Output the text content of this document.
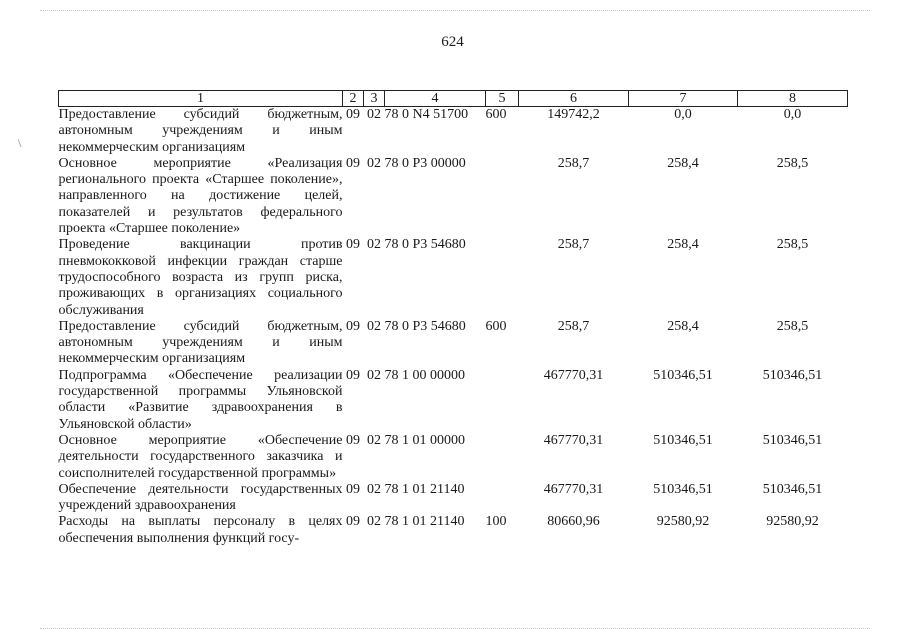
\
624
1	2	3	4	5	6	7	8
Предоставление субсидий бюджетным, автономным учреждениям и иным некоммерческим организациям	09	02	78 0 N4 51700	600	149742,2	0,0	0,0
Основное мероприятие «Реализация регионального проекта «Старшее поколение», направленного на достижение целей, показателей и результатов федерального проекта «Старшее поколение»	09	02	78 0 P3 00000		258,7	258,4	258,5
Проведение вакцинации против пневмококковой инфекции граждан старше трудоспособного возраста из групп риска, проживающих в организациях социального обслуживания	09	02	78 0 P3 54680		258,7	258,4	258,5
Предоставление субсидий бюджетным, автономным учреждениям и иным некоммерческим организациям	09	02	78 0 P3 54680	600	258,7	258,4	258,5
Подпрограмма «Обеспечение реализации государственной программы Ульяновской области «Развитие здравоохранения в Ульяновской области»	09	02	78 1 00 00000		467770,31	510346,51	510346,51
Основное мероприятие «Обеспечение деятельности государственного заказчика и соисполнителей государственной программы»	09	02	78 1 01 00000		467770,31	510346,51	510346,51
Обеспечение деятельности государственных учреждений здравоохранения	09	02	78 1 01 21140		467770,31	510346,51	510346,51
Расходы на выплаты персоналу в целях обеспечения выполнения функций госу-	09	02	78 1 01 21140	100	80660,96	92580,92	92580,92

────────────────────────────────────────

Reproduce every entry word for word, but omit the pictures.

Output the text content of this document.
\
624
1	2	3	4	5	6	7	8
Предоставление субсидий бюджетным, автономным учреждениям и иным некоммерческим организациям	09	02	78 0 N4 51700	600	149742,2	0,0	0,0
Основное мероприятие «Реализация регионального проекта «Старшее поколение», направленного на достижение целей, показателей и результатов федерального проекта «Старшее поколение»	09	02	78 0 P3 00000		258,7	258,4	258,5
Проведение вакцинации против пневмококковой инфекции граждан старше трудоспособного возраста из групп риска, проживающих в организациях социального обслуживания	09	02	78 0 P3 54680		258,7	258,4	258,5
Предоставление субсидий бюджетным, автономным учреждениям и иным некоммерческим организациям	09	02	78 0 P3 54680	600	258,7	258,4	258,5
Подпрограмма «Обеспечение реализации государственной программы Ульяновской области «Развитие здравоохранения в Ульяновской области»	09	02	78 1 00 00000		467770,31	510346,51	510346,51
Основное мероприятие «Обеспечение деятельности государственного заказчика и соисполнителей государственной программы»	09	02	78 1 01 00000		467770,31	510346,51	510346,51
Обеспечение деятельности государственных учреждений здравоохранения	09	02	78 1 01 21140		467770,31	510346,51	510346,51
Расходы на выплаты персоналу в целях обеспечения выполнения функций госу-	09	02	78 1 01 21140	100	80660,96	92580,92	92580,92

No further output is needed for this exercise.